[BEGIN DATA IN THIS EXERCISE]
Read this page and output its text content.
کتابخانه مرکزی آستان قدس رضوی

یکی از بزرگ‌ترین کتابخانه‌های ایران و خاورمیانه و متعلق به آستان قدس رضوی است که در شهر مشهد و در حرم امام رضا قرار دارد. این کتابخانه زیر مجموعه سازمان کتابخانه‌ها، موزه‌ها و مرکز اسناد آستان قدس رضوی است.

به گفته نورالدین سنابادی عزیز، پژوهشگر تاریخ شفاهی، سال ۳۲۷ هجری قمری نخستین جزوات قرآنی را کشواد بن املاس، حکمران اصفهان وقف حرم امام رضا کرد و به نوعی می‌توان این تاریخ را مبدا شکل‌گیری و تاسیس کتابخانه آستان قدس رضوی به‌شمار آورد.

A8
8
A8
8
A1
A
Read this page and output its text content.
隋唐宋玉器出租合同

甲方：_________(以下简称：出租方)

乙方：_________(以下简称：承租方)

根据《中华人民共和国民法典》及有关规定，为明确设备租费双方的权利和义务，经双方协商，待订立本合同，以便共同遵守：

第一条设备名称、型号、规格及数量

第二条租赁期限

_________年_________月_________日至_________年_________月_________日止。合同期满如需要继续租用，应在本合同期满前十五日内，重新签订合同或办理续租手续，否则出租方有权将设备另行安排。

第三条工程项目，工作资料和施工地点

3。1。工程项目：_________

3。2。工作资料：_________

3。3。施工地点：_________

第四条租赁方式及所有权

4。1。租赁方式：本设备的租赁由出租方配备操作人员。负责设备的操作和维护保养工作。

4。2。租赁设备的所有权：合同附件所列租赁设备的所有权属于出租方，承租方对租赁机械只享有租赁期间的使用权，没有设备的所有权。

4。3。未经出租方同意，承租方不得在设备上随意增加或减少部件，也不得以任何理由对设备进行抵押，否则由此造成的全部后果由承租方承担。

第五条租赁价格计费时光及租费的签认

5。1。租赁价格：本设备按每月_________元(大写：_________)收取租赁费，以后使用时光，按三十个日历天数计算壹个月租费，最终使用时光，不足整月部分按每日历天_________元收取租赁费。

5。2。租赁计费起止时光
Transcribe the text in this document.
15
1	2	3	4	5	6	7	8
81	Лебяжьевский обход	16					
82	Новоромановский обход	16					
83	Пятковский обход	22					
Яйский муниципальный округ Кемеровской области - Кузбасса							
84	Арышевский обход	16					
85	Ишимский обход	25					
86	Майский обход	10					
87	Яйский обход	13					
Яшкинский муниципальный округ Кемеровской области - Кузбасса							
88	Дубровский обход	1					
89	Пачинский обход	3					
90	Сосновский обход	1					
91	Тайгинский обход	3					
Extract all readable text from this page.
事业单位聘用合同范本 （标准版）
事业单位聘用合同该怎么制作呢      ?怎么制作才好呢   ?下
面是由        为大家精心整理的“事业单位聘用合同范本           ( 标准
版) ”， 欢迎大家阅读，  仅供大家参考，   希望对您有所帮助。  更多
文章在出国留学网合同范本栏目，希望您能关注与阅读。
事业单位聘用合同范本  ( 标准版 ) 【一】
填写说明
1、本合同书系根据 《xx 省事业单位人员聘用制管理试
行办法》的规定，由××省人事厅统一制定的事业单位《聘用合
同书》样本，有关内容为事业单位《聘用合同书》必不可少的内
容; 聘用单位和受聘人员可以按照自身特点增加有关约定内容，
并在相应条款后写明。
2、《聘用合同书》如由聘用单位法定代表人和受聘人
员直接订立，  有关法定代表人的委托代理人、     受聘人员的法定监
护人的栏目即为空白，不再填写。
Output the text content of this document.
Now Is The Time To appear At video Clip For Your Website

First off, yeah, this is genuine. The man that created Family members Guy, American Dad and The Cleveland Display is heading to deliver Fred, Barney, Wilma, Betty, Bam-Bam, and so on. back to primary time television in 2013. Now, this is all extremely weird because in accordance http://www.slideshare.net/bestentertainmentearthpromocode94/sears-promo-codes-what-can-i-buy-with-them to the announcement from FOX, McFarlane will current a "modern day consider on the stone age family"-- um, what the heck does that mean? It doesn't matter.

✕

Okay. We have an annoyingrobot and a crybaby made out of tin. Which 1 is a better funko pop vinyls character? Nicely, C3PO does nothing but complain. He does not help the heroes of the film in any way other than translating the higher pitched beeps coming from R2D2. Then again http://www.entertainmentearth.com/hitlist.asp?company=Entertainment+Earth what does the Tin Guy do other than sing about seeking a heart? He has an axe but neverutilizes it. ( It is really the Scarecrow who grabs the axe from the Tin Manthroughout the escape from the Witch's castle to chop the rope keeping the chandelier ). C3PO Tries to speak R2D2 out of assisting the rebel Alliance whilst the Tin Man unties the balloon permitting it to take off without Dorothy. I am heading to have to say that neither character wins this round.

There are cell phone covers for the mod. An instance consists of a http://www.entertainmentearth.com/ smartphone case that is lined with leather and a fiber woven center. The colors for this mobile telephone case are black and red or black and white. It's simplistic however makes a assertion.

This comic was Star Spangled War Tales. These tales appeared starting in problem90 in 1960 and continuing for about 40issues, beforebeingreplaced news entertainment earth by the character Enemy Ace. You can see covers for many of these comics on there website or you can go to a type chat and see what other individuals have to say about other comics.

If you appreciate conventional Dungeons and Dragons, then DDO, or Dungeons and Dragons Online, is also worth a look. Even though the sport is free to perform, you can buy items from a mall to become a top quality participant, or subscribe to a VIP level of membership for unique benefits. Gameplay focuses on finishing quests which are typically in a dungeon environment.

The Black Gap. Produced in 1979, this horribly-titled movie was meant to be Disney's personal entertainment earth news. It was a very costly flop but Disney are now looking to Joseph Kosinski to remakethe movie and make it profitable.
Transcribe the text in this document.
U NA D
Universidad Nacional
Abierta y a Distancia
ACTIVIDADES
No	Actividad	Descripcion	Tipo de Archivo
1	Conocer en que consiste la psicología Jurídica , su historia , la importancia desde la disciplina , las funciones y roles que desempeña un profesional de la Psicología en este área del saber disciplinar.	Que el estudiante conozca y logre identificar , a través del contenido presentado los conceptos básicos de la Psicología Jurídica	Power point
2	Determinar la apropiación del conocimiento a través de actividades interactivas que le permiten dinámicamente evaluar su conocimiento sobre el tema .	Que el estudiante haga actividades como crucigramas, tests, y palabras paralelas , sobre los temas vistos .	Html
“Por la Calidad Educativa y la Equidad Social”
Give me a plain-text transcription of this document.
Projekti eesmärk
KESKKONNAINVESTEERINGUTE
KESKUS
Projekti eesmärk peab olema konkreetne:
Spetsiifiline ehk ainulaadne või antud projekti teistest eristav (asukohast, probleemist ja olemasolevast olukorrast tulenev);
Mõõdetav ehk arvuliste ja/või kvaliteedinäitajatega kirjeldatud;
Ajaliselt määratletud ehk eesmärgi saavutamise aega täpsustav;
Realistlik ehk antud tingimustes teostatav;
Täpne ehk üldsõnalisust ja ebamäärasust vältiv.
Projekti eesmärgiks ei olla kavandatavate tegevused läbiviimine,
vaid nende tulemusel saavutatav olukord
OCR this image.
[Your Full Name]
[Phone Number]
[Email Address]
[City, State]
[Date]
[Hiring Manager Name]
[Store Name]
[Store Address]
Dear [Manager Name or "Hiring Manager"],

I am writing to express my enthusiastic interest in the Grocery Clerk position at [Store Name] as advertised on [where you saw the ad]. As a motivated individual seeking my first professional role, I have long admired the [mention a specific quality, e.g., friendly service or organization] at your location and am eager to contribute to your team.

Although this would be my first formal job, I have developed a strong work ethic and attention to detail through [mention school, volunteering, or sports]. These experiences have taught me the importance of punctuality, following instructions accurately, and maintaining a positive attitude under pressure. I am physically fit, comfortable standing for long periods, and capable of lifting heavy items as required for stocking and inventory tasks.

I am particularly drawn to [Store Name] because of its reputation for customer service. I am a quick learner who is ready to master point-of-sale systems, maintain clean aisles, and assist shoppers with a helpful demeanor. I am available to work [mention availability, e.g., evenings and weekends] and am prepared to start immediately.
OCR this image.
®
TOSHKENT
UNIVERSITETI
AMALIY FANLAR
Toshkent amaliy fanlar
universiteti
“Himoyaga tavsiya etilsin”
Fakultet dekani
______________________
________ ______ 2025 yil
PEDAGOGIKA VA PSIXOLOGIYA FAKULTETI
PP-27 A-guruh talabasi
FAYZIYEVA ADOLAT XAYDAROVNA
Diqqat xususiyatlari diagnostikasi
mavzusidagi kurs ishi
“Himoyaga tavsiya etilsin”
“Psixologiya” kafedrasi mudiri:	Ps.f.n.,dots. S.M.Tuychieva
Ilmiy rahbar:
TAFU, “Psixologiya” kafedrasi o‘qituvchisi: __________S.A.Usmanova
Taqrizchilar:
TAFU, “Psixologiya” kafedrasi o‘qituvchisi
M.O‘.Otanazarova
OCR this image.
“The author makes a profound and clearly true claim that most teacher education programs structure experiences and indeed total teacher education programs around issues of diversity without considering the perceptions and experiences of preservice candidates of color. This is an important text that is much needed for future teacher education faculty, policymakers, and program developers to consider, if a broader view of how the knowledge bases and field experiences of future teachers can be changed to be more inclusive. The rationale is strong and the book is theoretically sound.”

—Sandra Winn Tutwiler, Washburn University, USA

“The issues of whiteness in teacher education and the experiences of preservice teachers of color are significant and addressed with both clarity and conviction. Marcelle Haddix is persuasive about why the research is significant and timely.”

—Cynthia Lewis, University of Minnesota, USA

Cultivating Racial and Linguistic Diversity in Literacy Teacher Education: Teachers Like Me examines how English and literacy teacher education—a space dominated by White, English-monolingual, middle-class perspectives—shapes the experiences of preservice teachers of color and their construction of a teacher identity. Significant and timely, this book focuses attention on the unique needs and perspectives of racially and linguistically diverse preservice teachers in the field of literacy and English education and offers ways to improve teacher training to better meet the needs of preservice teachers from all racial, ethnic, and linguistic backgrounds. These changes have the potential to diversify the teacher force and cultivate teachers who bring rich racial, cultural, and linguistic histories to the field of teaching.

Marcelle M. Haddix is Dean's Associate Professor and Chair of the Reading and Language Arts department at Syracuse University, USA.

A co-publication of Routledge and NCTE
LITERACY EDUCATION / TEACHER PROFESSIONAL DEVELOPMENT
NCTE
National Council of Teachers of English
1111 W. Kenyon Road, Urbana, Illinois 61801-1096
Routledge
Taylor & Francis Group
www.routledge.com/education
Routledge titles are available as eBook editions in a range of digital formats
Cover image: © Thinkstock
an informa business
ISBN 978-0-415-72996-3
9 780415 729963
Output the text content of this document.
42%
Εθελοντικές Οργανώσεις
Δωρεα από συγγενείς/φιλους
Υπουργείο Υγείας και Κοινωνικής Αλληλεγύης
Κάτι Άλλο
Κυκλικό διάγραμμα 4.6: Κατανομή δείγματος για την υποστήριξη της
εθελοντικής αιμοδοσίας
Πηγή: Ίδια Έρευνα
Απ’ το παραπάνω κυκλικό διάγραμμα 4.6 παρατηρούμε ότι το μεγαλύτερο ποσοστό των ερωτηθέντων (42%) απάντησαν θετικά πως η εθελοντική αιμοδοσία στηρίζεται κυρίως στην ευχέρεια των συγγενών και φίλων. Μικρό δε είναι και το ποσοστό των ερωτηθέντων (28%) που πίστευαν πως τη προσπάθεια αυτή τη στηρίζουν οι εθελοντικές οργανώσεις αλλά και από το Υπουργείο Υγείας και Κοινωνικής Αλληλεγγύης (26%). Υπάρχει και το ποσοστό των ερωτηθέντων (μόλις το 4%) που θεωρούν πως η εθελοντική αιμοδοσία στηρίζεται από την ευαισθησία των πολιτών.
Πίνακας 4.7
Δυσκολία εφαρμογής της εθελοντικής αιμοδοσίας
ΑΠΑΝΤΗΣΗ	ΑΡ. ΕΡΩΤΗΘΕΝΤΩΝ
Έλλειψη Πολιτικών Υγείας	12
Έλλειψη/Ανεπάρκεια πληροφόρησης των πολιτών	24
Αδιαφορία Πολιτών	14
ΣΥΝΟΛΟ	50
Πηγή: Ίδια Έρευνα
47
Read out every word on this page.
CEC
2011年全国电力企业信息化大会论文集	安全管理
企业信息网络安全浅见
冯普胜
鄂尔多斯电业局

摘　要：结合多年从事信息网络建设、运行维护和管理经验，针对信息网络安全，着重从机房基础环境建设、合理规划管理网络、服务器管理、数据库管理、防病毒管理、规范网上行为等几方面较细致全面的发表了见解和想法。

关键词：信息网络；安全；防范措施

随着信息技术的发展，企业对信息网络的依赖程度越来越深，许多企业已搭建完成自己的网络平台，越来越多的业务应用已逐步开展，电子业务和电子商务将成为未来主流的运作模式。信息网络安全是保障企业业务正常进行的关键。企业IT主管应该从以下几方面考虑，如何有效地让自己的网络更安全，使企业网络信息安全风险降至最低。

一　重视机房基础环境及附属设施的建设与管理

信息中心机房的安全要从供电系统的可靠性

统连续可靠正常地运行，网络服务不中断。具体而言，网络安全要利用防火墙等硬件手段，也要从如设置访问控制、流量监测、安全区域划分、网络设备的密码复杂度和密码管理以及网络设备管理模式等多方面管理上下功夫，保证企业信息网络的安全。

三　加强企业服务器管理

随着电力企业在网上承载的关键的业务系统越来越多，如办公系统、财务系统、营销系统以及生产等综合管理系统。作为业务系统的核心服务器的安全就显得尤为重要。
[END DATA IN THIS EXERCISE]
▶ **WHAT THIS TASK INVOLVES**
For the listing above, identify each line bearing "University".

▶ **SOLUTION FOR THIS PROBLEM**
—Sandra Winn Tutwiler, Washburn University, USA
—Cynthia Lewis, University of Minnesota, USA
Marcelle M. Haddix is Dean's Associate Professor and Chair of the Reading and Language Arts department at Syracuse University, USA.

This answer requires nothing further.